WRITTEN REQUEST:
Show all lines that include the string "JSON"; copy each one.

EXERCISE MATERIAL:
* * * * *

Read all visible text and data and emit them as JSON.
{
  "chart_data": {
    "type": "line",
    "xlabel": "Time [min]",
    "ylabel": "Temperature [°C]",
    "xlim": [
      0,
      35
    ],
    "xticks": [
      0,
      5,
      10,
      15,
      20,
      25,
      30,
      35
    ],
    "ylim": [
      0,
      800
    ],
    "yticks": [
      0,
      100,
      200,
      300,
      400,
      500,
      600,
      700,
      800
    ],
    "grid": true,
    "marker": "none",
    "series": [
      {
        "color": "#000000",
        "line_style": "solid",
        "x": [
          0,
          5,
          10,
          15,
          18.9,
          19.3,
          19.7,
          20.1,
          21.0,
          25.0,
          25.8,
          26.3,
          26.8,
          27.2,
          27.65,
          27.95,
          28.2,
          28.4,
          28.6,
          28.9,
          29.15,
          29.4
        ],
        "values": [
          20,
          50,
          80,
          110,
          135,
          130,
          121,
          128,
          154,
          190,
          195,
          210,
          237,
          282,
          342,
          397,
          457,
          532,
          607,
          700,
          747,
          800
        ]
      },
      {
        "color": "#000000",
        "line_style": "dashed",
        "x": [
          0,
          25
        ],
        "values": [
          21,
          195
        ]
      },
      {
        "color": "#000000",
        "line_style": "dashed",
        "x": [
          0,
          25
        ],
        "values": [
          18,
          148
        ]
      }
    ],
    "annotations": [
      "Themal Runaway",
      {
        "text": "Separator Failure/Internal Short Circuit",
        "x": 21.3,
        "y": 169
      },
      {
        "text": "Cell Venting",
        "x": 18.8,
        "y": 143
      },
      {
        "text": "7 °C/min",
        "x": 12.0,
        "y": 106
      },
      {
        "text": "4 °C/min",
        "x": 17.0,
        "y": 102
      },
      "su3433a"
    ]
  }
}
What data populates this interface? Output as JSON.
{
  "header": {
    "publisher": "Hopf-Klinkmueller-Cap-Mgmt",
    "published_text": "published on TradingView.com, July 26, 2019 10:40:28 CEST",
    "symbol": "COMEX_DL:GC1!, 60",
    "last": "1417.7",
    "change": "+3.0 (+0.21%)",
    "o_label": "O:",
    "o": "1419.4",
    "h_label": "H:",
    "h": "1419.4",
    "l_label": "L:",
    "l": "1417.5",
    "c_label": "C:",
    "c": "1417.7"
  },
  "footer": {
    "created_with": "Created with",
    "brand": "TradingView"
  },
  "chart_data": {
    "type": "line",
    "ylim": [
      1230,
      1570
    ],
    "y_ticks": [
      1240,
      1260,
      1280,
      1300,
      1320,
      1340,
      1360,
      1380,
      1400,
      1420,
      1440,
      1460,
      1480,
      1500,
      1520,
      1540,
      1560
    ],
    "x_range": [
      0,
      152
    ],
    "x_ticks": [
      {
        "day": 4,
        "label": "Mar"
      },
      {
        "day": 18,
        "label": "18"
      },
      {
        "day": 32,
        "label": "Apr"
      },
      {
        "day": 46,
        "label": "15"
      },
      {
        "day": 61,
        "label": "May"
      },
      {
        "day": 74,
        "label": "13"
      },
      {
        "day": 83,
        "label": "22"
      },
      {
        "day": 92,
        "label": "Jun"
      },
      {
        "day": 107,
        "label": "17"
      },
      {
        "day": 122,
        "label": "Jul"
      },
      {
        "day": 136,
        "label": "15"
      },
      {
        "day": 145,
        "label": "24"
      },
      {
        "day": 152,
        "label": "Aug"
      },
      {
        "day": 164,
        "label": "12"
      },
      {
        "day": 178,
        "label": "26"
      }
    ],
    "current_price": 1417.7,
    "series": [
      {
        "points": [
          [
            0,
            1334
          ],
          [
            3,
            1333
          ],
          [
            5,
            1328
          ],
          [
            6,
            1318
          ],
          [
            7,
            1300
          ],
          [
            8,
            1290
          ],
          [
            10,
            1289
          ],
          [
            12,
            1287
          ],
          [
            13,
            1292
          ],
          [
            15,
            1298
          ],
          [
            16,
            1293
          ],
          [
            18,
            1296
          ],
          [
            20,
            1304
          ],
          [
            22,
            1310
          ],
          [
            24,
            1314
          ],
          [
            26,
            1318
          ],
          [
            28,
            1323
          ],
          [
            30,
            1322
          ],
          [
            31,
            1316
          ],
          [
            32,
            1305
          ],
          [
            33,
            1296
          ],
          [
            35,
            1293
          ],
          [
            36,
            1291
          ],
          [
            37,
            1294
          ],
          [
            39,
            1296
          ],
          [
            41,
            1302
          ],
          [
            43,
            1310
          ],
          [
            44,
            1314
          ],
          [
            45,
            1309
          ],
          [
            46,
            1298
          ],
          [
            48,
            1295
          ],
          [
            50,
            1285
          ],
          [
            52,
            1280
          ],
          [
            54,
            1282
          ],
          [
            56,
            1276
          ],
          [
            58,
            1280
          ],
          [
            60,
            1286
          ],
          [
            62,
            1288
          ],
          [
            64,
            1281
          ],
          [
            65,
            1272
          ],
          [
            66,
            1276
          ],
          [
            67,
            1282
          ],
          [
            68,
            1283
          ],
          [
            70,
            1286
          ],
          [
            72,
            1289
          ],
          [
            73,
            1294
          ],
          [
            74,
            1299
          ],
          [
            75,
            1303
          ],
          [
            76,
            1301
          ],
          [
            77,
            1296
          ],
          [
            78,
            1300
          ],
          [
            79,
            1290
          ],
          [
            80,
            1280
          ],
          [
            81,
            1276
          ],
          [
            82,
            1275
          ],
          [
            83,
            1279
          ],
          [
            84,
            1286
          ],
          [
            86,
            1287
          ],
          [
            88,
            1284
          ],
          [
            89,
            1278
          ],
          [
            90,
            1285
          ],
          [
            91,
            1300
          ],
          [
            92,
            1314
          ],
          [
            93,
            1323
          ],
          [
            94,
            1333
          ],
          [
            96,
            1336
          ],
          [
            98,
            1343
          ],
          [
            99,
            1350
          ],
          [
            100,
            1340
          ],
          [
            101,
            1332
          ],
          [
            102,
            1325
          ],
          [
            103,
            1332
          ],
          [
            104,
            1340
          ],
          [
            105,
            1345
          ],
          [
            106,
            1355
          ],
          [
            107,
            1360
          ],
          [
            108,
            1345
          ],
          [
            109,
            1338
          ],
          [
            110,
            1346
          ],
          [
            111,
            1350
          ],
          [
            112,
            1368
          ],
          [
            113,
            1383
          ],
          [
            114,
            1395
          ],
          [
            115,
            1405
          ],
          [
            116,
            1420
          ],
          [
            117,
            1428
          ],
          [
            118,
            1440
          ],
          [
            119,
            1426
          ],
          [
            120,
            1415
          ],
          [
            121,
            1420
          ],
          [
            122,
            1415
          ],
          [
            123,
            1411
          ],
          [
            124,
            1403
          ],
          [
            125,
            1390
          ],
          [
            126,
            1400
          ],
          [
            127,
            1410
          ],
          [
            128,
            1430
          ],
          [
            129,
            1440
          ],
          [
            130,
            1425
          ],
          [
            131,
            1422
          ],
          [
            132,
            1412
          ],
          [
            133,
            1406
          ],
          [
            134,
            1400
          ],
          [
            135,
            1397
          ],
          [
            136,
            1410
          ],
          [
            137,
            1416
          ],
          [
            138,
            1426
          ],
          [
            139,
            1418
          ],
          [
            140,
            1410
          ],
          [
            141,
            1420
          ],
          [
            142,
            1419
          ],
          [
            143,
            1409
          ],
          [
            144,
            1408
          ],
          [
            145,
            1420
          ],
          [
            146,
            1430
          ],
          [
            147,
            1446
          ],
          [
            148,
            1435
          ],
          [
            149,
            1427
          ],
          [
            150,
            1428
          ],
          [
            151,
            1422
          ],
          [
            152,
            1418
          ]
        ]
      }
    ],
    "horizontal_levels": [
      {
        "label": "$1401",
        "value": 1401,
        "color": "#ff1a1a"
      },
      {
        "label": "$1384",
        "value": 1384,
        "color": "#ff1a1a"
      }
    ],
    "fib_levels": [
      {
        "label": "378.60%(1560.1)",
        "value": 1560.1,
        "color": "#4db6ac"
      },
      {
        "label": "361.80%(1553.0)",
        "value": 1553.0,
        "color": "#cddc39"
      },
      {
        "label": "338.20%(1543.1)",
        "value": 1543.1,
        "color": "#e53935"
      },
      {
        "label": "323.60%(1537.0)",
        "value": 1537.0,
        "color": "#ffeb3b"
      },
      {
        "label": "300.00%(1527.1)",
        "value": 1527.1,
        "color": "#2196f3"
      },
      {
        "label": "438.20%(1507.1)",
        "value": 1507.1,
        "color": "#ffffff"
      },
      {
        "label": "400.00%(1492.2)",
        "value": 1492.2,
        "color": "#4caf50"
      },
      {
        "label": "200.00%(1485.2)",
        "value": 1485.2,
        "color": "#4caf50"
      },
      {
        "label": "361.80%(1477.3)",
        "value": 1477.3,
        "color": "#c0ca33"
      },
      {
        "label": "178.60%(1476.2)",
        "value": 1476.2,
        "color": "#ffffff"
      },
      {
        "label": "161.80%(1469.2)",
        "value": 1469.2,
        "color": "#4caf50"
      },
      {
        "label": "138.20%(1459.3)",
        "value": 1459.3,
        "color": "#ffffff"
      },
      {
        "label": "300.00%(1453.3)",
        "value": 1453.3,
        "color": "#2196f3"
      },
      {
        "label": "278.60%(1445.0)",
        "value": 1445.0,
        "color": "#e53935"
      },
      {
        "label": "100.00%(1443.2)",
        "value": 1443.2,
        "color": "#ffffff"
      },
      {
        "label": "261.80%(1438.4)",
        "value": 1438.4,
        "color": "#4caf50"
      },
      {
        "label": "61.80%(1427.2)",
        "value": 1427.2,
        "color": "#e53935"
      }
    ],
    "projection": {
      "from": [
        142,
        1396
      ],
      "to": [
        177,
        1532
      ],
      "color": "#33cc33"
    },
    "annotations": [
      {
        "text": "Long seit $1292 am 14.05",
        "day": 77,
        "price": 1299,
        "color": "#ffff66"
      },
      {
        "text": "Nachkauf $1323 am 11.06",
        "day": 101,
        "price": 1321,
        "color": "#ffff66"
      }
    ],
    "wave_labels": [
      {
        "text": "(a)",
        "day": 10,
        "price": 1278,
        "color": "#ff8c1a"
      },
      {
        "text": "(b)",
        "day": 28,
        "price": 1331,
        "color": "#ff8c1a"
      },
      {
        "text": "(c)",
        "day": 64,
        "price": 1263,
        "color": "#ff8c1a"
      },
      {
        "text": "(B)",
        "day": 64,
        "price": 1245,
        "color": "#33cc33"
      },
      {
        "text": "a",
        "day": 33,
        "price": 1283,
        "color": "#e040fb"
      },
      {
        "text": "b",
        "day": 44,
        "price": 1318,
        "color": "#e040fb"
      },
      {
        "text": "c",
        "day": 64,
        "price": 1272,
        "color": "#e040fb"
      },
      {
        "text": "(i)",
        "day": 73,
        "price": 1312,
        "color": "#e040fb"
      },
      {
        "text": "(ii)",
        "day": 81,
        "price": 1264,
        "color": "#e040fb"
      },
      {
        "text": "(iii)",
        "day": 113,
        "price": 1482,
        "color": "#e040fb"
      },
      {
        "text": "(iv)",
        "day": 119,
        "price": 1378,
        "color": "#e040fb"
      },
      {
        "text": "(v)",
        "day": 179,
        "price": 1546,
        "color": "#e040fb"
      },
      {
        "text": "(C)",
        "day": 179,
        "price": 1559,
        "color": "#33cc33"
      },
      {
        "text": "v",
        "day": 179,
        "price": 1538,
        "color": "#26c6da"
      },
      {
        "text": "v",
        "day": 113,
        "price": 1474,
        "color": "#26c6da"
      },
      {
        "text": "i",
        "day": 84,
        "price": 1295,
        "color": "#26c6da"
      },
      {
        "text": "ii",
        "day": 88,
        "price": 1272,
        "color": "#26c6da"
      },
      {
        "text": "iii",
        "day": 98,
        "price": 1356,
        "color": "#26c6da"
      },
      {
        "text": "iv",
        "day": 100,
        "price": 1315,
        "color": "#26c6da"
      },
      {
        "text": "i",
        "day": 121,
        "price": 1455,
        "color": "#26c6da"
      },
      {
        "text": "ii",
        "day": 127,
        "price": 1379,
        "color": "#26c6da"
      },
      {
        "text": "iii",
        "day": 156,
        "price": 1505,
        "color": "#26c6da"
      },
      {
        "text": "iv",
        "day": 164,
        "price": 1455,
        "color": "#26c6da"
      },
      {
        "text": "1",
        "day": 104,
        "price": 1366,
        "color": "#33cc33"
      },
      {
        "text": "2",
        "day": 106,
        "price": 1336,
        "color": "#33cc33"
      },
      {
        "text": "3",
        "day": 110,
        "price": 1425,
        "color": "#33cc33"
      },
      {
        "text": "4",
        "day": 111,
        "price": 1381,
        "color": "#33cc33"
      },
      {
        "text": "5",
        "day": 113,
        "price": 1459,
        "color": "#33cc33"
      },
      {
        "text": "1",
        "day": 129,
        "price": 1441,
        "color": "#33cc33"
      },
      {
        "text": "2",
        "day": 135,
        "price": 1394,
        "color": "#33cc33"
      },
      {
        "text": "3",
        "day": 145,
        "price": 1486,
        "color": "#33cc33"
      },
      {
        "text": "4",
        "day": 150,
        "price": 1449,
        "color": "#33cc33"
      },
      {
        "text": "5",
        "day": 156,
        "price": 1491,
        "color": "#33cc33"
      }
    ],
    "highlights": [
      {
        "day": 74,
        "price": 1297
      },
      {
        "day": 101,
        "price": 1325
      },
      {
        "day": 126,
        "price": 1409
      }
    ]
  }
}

* * * * *

ANSWER TO THE PROBLEM:
Read all visible text and data and emit them as JSON.
What data populates this interface? Output as JSON.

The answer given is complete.